What the exercise asks: List each line in which the string "nförväntade" appears.

+===+

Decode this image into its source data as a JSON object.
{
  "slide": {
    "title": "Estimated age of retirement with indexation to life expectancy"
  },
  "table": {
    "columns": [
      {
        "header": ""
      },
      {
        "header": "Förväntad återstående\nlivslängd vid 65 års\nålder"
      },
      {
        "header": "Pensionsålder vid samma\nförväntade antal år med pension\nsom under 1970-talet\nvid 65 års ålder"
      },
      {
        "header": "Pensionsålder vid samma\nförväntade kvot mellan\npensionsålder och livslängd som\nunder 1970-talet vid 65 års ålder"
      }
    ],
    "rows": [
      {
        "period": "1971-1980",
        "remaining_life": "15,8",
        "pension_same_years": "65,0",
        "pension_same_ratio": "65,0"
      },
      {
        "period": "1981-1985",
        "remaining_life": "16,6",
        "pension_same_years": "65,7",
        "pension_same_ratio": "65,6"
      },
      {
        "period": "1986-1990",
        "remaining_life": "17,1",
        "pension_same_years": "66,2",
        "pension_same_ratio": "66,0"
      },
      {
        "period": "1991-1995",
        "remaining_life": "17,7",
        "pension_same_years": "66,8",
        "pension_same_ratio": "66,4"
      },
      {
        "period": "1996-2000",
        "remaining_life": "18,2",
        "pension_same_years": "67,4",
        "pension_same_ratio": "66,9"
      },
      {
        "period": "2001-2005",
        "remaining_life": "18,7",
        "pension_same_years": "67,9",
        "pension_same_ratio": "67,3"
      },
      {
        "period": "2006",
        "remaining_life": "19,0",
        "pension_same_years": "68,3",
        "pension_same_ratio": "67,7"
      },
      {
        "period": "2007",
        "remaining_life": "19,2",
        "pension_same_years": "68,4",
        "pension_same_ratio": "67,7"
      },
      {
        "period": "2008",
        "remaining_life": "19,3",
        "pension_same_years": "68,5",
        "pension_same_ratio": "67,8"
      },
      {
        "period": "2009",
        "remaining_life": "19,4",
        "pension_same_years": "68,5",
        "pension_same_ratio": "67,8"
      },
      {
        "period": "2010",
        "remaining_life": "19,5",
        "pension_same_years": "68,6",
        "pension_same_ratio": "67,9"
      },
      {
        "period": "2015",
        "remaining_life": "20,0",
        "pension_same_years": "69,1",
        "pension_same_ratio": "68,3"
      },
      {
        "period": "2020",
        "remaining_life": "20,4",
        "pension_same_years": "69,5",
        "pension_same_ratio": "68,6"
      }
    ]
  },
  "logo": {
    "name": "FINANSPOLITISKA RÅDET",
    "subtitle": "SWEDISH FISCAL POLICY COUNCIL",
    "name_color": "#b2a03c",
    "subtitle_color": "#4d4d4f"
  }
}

+===+

Exercise response:
        "header": "Pensionsålder vid samma\nförväntade antal år med pension\nsom under 1970-talet\nvid 65 års ålder"
        "header": "Pensionsålder vid samma\nförväntade kvot mellan\npensionsålder och livslängd som\nunder 1970-talet vid 65 års ålder"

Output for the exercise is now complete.